▶ _SET TASK_:
Count the lines below that contain the word "What", and reply with that number alone.

• • • •

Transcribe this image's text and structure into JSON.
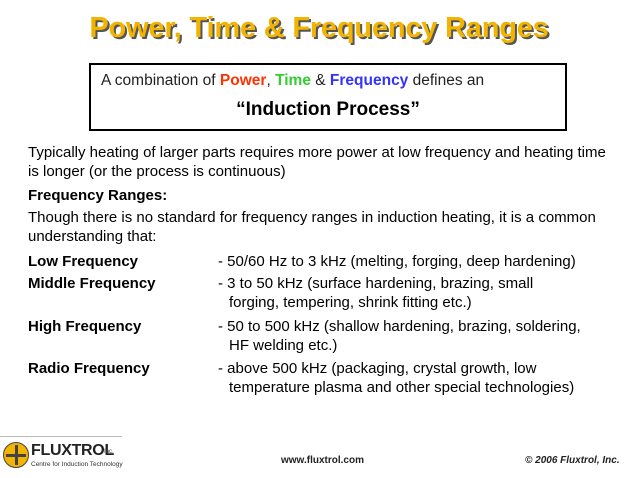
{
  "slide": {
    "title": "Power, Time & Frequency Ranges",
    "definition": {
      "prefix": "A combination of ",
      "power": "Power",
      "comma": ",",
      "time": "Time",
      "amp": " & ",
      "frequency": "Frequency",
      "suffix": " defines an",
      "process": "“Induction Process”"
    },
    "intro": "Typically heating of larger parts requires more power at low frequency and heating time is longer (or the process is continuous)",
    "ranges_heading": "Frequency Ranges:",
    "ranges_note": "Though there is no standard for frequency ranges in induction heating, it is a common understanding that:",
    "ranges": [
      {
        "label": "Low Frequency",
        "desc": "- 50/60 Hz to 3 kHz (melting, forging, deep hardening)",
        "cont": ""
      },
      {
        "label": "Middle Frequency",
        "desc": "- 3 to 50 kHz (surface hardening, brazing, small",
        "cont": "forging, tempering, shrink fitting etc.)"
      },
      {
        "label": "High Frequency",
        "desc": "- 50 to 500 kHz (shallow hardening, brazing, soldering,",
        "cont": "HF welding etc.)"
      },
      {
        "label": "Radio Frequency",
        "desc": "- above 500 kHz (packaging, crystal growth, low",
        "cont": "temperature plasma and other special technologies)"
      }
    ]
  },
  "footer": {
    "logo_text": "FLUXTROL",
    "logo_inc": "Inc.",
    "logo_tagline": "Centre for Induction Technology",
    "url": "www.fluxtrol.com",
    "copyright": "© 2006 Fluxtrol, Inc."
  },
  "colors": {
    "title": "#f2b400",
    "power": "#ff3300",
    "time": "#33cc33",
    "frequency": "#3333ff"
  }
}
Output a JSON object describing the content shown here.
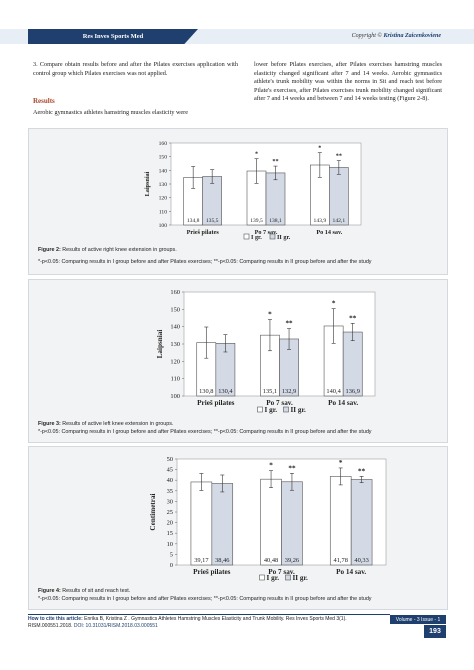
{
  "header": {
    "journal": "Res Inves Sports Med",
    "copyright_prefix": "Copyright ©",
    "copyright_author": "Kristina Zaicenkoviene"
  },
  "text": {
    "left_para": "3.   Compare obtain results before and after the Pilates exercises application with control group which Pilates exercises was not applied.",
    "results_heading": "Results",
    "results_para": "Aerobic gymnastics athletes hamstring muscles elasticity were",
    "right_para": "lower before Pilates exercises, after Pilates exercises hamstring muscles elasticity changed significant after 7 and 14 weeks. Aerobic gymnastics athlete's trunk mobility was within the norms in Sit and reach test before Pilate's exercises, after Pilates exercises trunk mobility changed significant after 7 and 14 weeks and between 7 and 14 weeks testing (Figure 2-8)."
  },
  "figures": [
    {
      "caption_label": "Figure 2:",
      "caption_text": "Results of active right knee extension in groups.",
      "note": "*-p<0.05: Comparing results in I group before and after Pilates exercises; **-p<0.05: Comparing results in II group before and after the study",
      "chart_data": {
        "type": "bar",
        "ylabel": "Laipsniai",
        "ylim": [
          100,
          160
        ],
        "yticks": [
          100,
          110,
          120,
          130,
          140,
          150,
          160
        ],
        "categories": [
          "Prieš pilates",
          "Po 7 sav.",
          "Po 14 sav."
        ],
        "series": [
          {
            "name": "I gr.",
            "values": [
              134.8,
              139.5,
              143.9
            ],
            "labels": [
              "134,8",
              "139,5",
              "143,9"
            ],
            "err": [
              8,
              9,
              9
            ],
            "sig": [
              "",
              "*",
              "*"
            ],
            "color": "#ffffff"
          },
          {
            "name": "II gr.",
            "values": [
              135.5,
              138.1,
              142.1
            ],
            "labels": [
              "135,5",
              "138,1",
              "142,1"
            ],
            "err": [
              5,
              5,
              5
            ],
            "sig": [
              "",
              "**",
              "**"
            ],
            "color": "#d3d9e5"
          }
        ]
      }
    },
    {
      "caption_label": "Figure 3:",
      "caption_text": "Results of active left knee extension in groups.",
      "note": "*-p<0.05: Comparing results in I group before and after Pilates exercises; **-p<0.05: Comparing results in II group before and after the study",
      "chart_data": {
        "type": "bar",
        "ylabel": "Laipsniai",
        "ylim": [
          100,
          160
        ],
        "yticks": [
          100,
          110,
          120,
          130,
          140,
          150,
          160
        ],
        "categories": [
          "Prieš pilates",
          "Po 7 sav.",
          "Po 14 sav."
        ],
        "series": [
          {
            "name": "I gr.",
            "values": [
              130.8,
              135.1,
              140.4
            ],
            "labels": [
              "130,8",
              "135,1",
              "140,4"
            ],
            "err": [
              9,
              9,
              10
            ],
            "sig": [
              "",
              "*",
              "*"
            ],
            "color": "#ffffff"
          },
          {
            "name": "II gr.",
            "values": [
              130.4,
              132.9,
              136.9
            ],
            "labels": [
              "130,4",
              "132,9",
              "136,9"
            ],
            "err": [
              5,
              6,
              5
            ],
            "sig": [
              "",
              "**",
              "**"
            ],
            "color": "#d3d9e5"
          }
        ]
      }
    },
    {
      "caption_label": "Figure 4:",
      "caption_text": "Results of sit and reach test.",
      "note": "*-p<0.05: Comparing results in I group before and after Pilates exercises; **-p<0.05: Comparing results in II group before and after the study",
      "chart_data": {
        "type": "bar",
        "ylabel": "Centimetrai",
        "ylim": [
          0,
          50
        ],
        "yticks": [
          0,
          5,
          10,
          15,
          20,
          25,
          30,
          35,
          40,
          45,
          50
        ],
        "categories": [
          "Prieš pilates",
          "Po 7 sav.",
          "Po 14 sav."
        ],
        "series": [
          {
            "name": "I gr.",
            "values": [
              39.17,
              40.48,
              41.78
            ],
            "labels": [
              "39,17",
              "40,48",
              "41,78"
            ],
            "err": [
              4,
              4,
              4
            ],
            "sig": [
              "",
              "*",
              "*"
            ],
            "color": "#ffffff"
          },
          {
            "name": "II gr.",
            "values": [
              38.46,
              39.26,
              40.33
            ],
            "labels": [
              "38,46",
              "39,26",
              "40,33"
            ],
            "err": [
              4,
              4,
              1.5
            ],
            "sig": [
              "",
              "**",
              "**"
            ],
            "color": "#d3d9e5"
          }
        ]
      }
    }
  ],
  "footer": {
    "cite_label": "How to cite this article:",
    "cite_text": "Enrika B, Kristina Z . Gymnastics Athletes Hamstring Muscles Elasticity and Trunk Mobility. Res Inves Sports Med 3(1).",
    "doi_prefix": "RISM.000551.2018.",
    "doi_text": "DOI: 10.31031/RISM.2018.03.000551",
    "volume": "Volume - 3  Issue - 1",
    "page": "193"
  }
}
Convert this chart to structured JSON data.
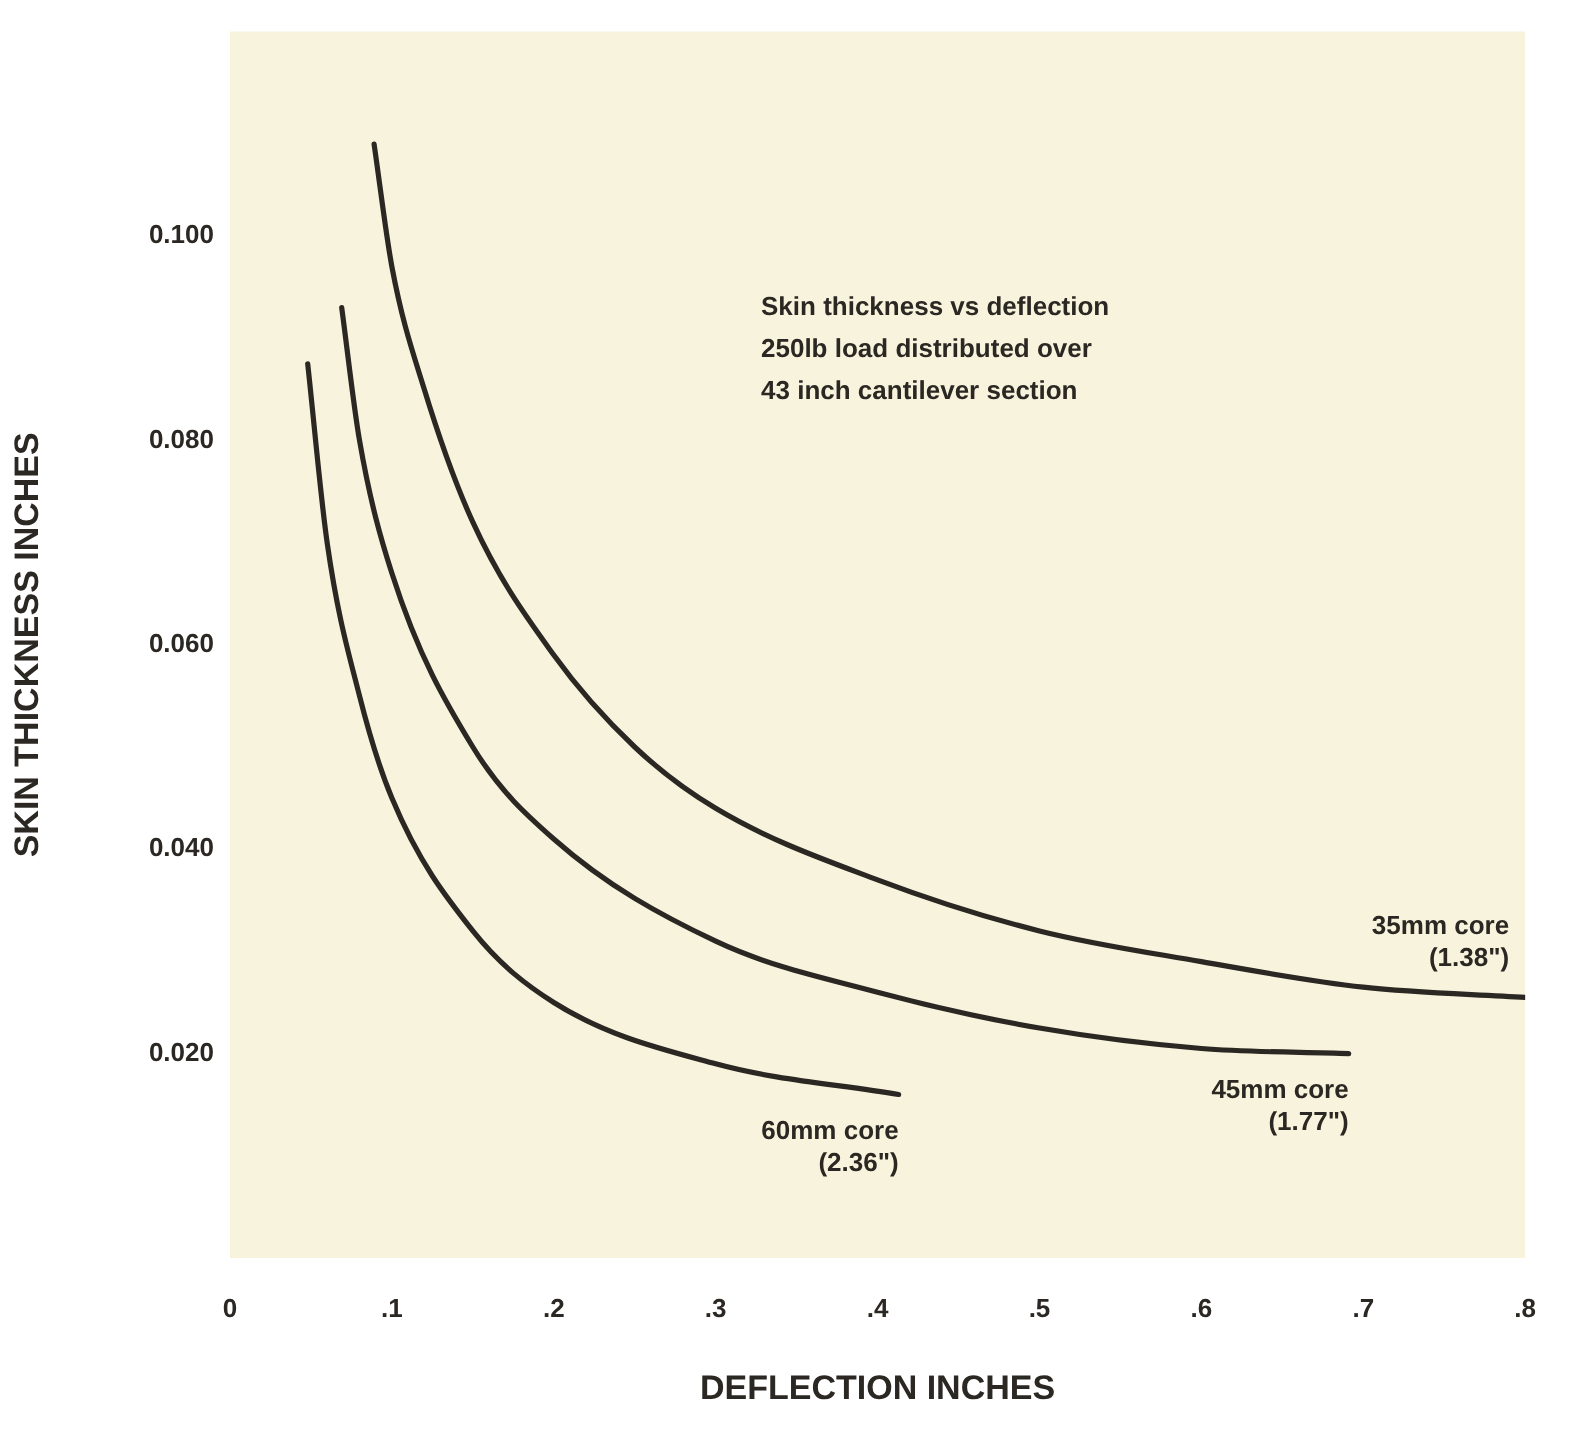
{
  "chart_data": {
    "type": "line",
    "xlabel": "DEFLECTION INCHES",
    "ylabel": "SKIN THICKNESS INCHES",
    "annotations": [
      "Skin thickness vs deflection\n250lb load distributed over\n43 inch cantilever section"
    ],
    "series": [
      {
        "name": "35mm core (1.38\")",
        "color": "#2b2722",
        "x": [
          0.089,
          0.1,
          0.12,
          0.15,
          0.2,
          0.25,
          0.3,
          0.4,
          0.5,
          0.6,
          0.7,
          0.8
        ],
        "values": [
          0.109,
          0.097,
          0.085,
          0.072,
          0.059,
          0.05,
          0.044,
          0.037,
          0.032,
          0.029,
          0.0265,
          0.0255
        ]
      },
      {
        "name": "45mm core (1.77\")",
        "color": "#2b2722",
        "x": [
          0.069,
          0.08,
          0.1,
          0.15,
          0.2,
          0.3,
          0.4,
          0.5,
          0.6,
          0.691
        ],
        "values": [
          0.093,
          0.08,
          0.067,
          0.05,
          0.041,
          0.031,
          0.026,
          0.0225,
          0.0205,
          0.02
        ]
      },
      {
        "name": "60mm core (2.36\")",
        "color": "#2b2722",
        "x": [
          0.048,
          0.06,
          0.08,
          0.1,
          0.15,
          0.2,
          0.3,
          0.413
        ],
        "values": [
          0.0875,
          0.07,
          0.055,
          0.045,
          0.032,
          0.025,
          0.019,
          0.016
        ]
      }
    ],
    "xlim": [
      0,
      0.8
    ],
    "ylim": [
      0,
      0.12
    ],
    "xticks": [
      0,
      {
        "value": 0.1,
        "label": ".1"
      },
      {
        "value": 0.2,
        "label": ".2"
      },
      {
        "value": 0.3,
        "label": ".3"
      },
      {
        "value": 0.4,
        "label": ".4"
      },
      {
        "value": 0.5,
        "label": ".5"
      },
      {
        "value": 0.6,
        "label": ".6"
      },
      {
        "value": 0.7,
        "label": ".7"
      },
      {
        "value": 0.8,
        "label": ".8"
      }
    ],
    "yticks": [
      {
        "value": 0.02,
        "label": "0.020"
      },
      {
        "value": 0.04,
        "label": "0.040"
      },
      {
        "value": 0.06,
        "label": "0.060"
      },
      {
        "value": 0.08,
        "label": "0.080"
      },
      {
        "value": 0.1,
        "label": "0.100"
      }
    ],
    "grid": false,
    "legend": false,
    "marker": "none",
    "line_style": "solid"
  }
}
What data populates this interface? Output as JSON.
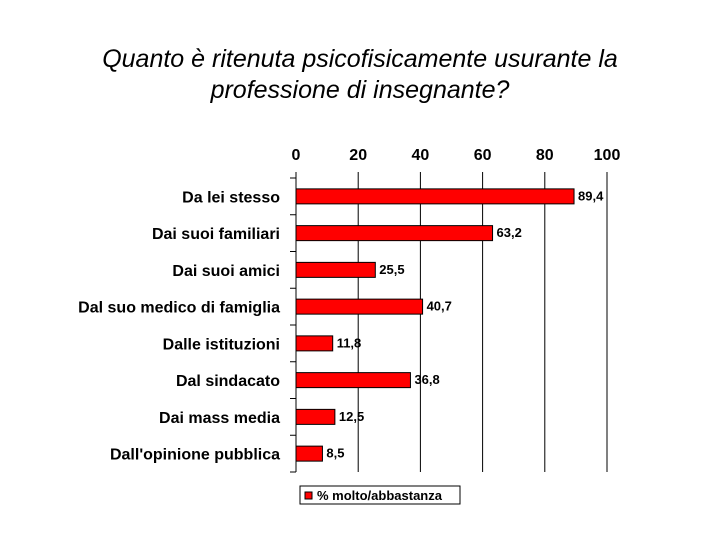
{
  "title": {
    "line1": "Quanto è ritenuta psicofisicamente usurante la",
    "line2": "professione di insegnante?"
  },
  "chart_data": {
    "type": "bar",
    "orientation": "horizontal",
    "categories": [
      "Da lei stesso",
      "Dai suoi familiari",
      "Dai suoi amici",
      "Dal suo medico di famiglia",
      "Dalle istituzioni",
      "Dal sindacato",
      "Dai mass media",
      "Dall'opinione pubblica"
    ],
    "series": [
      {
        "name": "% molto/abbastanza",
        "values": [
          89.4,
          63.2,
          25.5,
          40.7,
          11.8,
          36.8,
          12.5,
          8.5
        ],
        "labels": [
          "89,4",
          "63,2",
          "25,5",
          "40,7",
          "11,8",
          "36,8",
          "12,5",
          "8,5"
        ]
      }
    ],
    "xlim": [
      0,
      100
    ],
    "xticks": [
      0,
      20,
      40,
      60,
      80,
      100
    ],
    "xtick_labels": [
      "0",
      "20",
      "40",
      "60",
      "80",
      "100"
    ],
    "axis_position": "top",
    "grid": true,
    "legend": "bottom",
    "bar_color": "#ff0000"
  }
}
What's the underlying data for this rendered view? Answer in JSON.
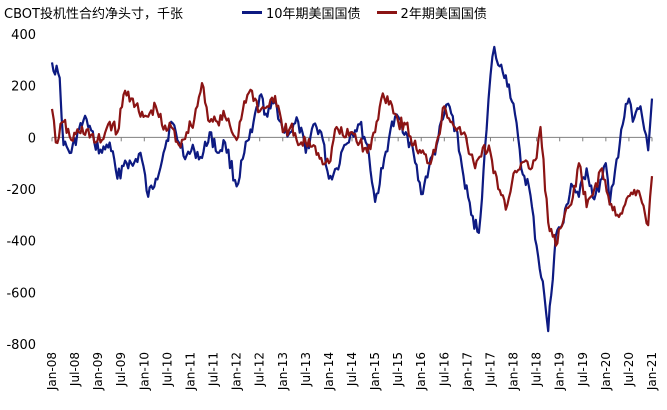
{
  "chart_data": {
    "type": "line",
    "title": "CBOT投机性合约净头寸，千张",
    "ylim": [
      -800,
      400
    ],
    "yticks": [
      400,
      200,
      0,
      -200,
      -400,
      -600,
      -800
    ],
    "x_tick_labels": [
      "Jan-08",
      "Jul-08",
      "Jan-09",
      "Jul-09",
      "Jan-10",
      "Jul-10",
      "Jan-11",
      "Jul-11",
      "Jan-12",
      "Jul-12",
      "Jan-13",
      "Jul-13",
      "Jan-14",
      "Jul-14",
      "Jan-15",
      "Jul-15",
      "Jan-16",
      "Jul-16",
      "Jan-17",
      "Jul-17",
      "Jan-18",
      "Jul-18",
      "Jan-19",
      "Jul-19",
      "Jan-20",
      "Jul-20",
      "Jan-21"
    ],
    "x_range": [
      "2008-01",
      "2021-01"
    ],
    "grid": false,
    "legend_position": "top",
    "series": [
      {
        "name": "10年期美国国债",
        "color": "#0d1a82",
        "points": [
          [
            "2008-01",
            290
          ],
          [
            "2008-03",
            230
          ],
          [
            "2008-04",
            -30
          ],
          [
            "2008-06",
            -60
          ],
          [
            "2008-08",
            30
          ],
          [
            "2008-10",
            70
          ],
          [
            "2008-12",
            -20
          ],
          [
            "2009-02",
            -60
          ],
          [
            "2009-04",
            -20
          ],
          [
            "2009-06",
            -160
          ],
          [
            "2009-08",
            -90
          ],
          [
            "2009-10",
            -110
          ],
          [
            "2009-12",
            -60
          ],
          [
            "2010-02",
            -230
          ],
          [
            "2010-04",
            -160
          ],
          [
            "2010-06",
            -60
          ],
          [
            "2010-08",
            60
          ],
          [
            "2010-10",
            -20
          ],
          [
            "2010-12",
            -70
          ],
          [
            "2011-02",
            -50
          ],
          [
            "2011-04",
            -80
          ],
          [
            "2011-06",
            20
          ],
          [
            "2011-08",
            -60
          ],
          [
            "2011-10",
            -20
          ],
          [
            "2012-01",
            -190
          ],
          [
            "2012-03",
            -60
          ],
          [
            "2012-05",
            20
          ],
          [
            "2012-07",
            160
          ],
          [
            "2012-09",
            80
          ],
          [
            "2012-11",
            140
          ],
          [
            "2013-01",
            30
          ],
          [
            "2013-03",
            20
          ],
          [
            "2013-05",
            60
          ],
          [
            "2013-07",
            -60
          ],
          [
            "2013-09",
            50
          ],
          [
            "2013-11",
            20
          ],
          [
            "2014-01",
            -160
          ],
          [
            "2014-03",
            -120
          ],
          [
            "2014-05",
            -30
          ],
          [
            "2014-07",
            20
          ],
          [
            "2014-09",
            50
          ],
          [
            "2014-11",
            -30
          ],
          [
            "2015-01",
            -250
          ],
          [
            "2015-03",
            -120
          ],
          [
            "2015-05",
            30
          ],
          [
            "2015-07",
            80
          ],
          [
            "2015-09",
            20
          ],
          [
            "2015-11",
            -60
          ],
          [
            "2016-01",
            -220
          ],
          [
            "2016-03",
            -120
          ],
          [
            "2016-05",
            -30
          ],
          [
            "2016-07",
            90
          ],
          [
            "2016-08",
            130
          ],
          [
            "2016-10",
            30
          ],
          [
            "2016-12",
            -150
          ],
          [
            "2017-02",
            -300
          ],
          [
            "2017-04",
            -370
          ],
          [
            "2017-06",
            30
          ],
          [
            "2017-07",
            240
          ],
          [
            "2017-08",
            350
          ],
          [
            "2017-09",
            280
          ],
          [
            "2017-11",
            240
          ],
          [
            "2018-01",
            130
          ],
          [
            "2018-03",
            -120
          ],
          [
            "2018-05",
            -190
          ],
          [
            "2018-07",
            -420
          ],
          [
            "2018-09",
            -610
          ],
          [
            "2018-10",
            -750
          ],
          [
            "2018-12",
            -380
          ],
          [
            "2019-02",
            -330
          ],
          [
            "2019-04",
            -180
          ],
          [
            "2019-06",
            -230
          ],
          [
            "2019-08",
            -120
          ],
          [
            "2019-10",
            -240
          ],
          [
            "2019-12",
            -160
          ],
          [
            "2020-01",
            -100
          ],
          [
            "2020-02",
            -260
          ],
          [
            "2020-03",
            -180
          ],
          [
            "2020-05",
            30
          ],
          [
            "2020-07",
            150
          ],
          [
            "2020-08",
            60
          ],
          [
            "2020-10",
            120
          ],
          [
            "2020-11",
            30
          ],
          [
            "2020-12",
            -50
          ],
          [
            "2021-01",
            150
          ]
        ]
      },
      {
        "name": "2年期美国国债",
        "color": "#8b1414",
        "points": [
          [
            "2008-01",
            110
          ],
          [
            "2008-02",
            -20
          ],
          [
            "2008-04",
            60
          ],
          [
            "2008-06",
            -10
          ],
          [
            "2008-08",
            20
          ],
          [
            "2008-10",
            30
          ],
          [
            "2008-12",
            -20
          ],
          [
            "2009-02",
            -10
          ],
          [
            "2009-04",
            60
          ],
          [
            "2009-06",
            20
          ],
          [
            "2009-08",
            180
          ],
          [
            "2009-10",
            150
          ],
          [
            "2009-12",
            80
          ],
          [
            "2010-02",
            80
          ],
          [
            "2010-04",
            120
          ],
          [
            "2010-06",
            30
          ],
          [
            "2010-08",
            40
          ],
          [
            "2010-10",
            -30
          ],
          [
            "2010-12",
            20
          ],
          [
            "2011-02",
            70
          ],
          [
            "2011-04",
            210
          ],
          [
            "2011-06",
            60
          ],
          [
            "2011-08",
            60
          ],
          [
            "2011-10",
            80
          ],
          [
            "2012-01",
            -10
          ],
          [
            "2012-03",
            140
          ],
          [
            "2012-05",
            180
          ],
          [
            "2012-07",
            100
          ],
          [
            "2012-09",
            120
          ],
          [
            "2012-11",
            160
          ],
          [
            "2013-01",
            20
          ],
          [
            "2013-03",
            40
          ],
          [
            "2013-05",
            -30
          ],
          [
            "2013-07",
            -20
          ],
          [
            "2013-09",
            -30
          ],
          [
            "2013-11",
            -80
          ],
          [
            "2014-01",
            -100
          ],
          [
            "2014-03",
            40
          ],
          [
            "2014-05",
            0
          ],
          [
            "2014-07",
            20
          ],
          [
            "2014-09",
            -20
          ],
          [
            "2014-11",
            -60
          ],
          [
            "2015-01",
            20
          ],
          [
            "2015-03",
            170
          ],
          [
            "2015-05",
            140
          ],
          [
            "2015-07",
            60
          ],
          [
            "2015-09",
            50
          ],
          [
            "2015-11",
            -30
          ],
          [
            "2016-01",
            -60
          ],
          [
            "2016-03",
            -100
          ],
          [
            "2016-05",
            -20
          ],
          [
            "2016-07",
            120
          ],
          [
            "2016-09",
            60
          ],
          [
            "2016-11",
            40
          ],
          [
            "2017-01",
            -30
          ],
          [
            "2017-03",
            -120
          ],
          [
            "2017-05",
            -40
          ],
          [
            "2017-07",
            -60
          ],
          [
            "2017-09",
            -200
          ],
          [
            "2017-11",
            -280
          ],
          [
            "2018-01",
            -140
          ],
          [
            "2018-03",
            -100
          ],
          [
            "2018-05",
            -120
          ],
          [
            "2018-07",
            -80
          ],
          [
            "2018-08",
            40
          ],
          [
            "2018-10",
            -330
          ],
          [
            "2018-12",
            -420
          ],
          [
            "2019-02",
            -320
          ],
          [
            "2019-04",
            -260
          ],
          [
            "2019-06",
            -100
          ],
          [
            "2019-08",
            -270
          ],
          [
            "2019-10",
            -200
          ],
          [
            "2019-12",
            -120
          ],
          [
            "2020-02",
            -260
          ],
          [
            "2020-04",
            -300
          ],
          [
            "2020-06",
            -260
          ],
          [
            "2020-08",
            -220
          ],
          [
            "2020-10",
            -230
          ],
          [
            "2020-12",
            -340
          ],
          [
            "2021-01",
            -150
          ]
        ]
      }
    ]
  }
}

• • • •

▶ _TASK OUTPUT_:
2